→ **Text block**
* * * * * * *

30 Assuming the expression ‘capacity constraints’ as applied to the live broadcasting of AFL matches has a clear meaning, I accept that it is likely that Seven Network and Network Ten have discussed between themselves the nature of the ‘capacity constraints’ currently affecting them and how they affect the ability of each network to utilise any free-to-air AFL rights they may succeed in acquiring. I also recognise that the question of apparent relevance is not easy to resolve given that, by hypothesis, the Court does not know what documents might be produced in answer to the notices to produce. No doubt there is always the chance that a party required to produce a wide class of documents will produce some documents that are capable of being tendered in evidence.
31 Nonetheless, I do not think that production of the documents sought in pars 3, 4 and 5 of the notice to produce, as limited by pars (a) and (b) of the Defined Matters, can be said to be reasonably likely to add to the evidence in the case. The actual arrangement between Seven Network and Network Ten may be relevant to whether it is generally possible for the holder of broadcast rights to sell both free-to-air rights and pay television rights. The agreement might be expected, for example, to include provisions allocating the free-to-air and pay television rights between the two networks (assuming that their bid is successful). The proposed allocation may shed light on the significance and worth of each set of rights to the networks. That in turn may be relevant to the existence of the market pleaded in par 153. But pre-arrangement communications between Seven Network and Network Ten relating to ‘capacity constraints’ or the number of matches to be broadcast live seem to me to be tangential to the market definition issue presented by par 153. The observations of the High Court in Rural Press do not mean that every communication by a party which operates within a particular market is necessarily relevant to the definition of the market.

* * * * * * *

→ **Information shown**
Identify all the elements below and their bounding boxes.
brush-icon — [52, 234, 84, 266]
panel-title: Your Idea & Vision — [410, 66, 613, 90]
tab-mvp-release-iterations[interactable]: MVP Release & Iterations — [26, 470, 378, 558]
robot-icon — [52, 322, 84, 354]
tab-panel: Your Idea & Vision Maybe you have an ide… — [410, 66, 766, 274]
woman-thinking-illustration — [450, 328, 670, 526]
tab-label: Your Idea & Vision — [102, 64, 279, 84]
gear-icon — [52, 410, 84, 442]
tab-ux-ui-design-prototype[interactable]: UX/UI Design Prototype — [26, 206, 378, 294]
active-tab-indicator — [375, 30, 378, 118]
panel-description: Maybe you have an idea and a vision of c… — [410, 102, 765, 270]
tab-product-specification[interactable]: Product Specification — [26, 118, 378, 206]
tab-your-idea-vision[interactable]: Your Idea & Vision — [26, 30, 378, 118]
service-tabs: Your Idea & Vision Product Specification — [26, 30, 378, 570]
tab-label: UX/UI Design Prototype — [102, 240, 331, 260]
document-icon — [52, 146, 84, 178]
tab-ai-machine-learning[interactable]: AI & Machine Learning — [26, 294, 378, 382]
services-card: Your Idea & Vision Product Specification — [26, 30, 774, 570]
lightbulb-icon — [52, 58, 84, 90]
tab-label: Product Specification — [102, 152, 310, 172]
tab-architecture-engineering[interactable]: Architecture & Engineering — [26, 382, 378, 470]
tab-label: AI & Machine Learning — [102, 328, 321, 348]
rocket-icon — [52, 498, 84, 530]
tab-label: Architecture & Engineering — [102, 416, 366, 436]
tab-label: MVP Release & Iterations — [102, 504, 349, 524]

* * * * * * *

→ **What to do**
Echo the whole passage on the notice to produce and "capacity constraints" word for word. The entries were taken from a separate source.

→ **Solution to the exercise**
30 Assuming the expression ‘capacity constraints’ as applied to the live broadcasting of AFL matches has a clear meaning, I accept that it is likely that Seven Network and Network Ten have discussed between themselves the nature of the ‘capacity constraints’ currently affecting them and how they affect the ability of each network to utilise any free-to-air AFL rights they may succeed in acquiring. I also recognise that the question of apparent relevance is not easy to resolve given that, by hypothesis, the Court does not know what documents might be produced in answer to the notices to produce. No doubt there is always the chance that a party required to produce a wide class of documents will produce some documents that are capable of being tendered in evidence.
31 Nonetheless, I do not think that production of the documents sought in pars 3, 4 and 5 of the notice to produce, as limited by pars (a) and (b) of the Defined Matters, can be said to be reasonably likely to add to the evidence in the case. The actual arrangement between Seven Network and Network Ten may be relevant to whether it is generally possible for the holder of broadcast rights to sell both free-to-air rights and pay television rights. The agreement might be expected, for example, to include provisions allocating the free-to-air and pay television rights between the two networks (assuming that their bid is successful). The proposed allocation may shed light on the significance and worth of each set of rights to the networks. That in turn may be relevant to the existence of the market pleaded in par 153. But pre-arrangement communications between Seven Network and Network Ten relating to ‘capacity constraints’ or the number of matches to be broadcast live seem to me to be tangential to the market definition issue presented by par 153. The observations of the High Court in Rural Press do not mean that every communication by a party which operates within a particular market is necessarily relevant to the definition of the market.